## Problem to solve
Go through the data and copy every line exactly, but not the images.

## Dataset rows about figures
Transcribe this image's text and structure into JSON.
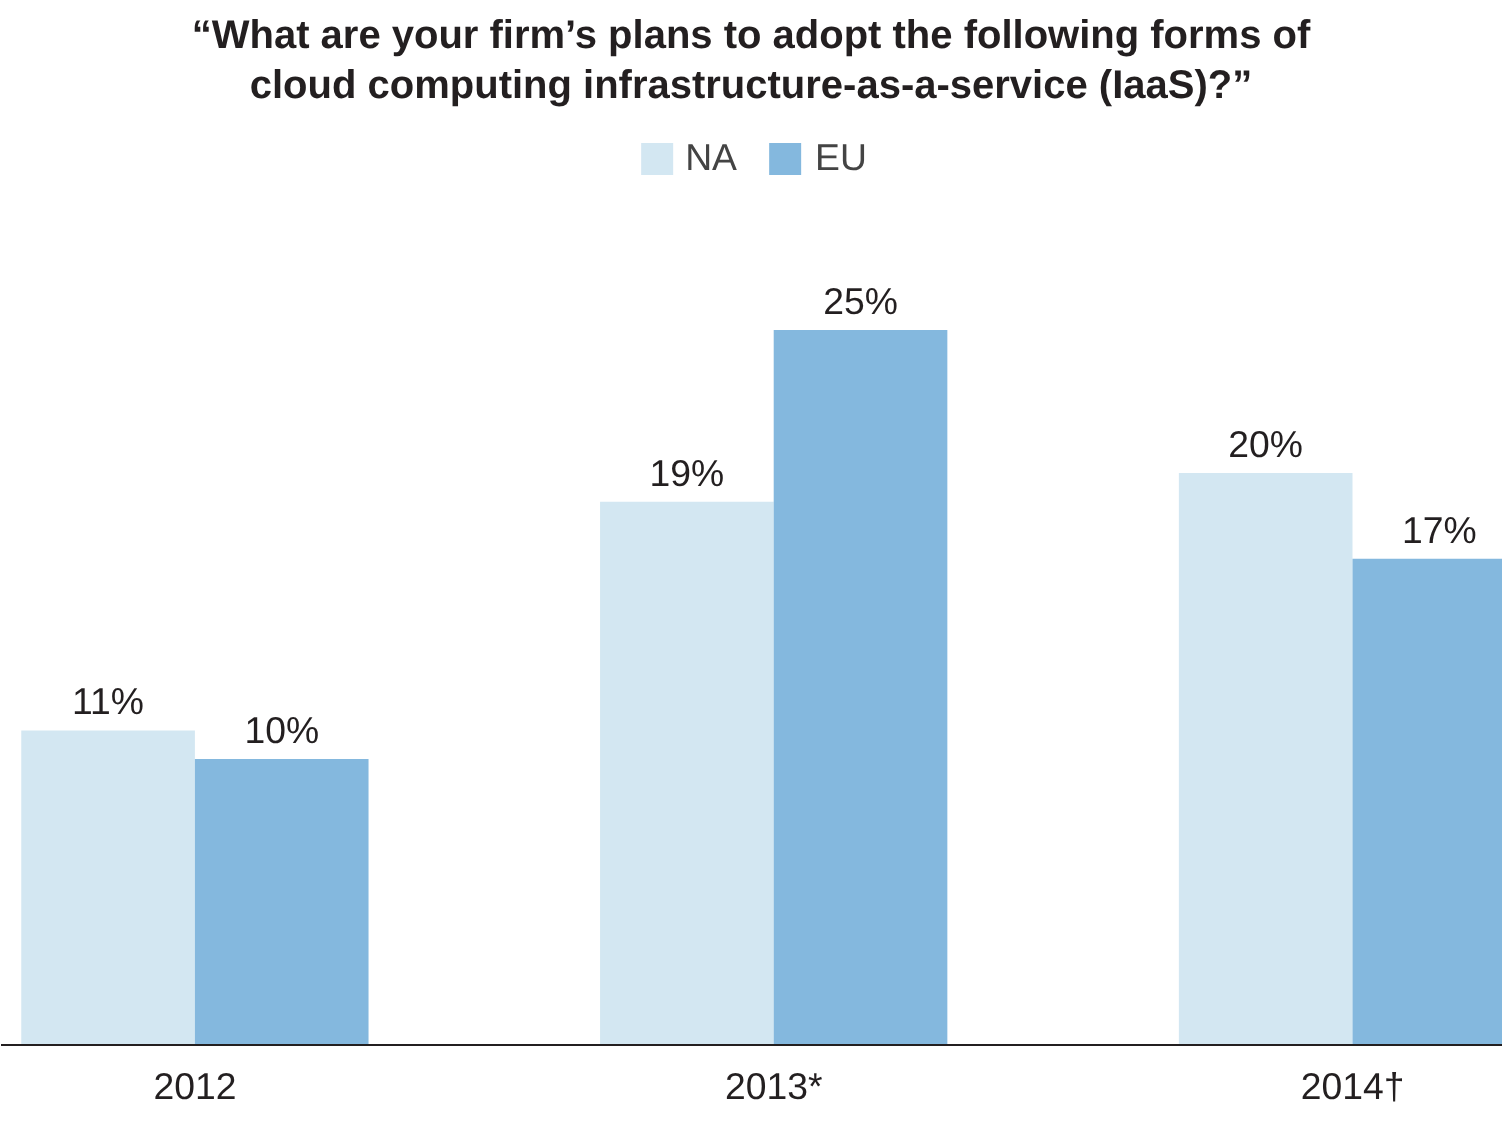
{
  "chart_data": {
    "type": "bar",
    "title": "“What are your firm’s plans to adopt the following forms of\ncloud computing infrastructure-as-a-service (IaaS)?”",
    "categories": [
      "2012",
      "2013*",
      "2014†"
    ],
    "series": [
      {
        "name": "NA",
        "color": "#d3e7f2",
        "values": [
          11,
          19,
          20
        ],
        "value_labels": [
          "11%",
          "19%",
          "20%"
        ]
      },
      {
        "name": "EU",
        "color": "#84b8de",
        "values": [
          10,
          25,
          17
        ],
        "value_labels": [
          "10%",
          "25%",
          "17%"
        ]
      }
    ],
    "legend": "top",
    "tick_labels": "x"
  }
}
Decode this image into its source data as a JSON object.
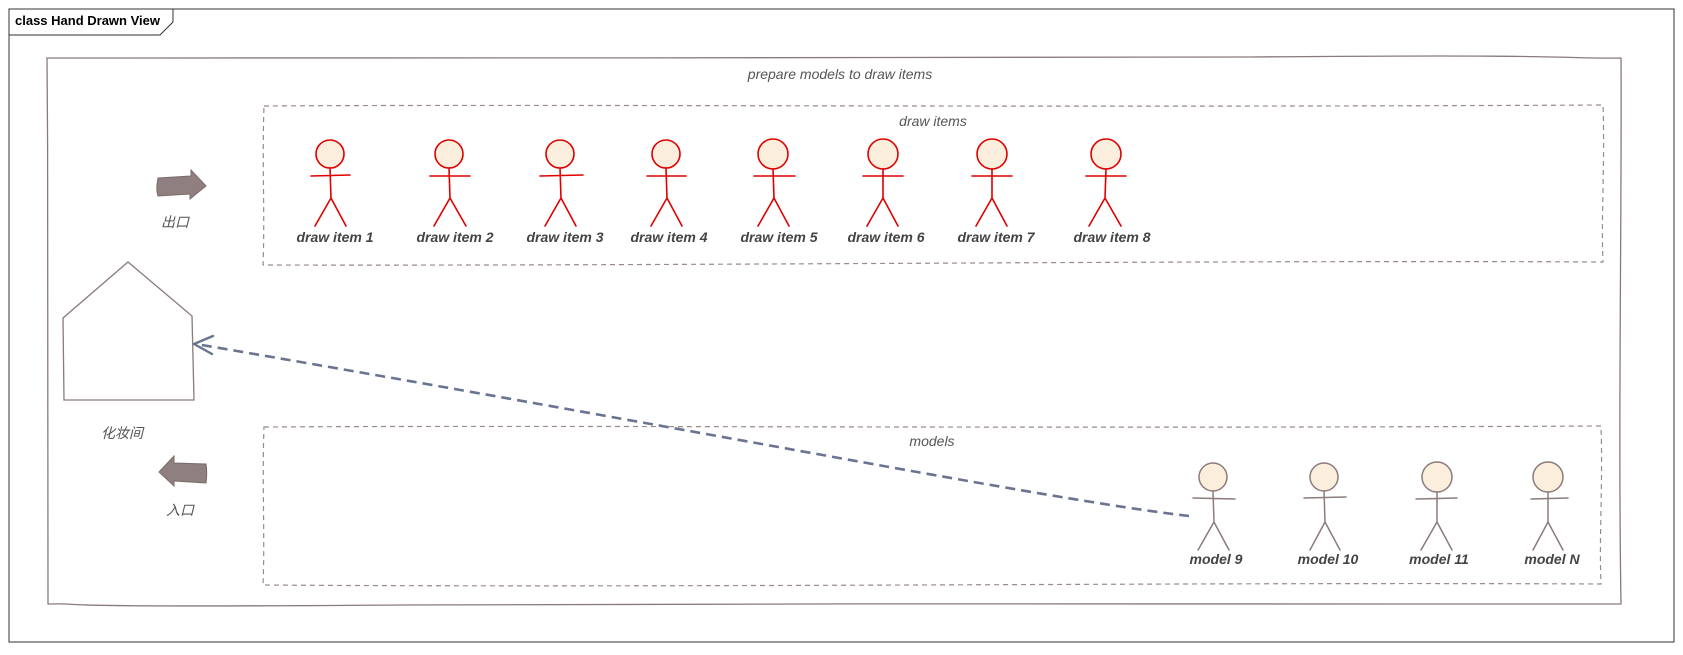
{
  "frame": {
    "title": "class Hand Drawn View"
  },
  "outer_boundary": {
    "label": "prepare models to draw items"
  },
  "draw_items_boundary": {
    "label": "draw items",
    "actors": [
      "draw item 1",
      "draw item 2",
      "draw item 3",
      "draw item 4",
      "draw item 5",
      "draw item 6",
      "draw item 7",
      "draw item 8"
    ]
  },
  "models_boundary": {
    "label": "models",
    "actors": [
      "model 9",
      "model 10",
      "model 11",
      "model N"
    ]
  },
  "exit_arrow": {
    "label": "出口"
  },
  "makeup_room": {
    "label": "化妆间"
  },
  "entrance_arrow": {
    "label": "入口"
  },
  "colors": {
    "draw_item_stroke": "#e00000",
    "model_stroke": "#8b7b7b",
    "actor_head_fill": "#fbeedd",
    "boundary_stroke": "#9a8a8a",
    "arrow_fill": "#8f7f7f",
    "dependency_line": "#6a7490"
  }
}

## Result of this task
Transcribe this image's text and structure into JSON.
{
  "chart_data": {
    "type": "bar",
    "title": "“What are your firm’s plans to adopt the following forms of\ncloud computing infrastructure-as-a-service (IaaS)?”",
    "categories": [
      "2012",
      "2013*",
      "2014†"
    ],
    "series": [
      {
        "name": "NA",
        "color": "#d3e7f2",
        "values": [
          11,
          19,
          20
        ],
        "value_labels": [
          "11%",
          "19%",
          "20%"
        ]
      },
      {
        "name": "EU",
        "color": "#84b8de",
        "values": [
          10,
          25,
          17
        ],
        "value_labels": [
          "10%",
          "25%",
          "17%"
        ]
      }
    ],
    "legend": "top",
    "tick_labels": "x"
  }
}
Decode this image into its source data as a JSON object.
{
  "frame": {
    "title": "class Hand Drawn View"
  },
  "outer_boundary": {
    "label": "prepare models to draw items"
  },
  "draw_items_boundary": {
    "label": "draw items",
    "actors": [
      "draw item 1",
      "draw item 2",
      "draw item 3",
      "draw item 4",
      "draw item 5",
      "draw item 6",
      "draw item 7",
      "draw item 8"
    ]
  },
  "models_boundary": {
    "label": "models",
    "actors": [
      "model 9",
      "model 10",
      "model 11",
      "model N"
    ]
  },
  "exit_arrow": {
    "label": "出口"
  },
  "makeup_room": {
    "label": "化妆间"
  },
  "entrance_arrow": {
    "label": "入口"
  },
  "colors": {
    "draw_item_stroke": "#e00000",
    "model_stroke": "#8b7b7b",
    "actor_head_fill": "#fbeedd",
    "boundary_stroke": "#9a8a8a",
    "arrow_fill": "#8f7f7f",
    "dependency_line": "#6a7490"
  }
}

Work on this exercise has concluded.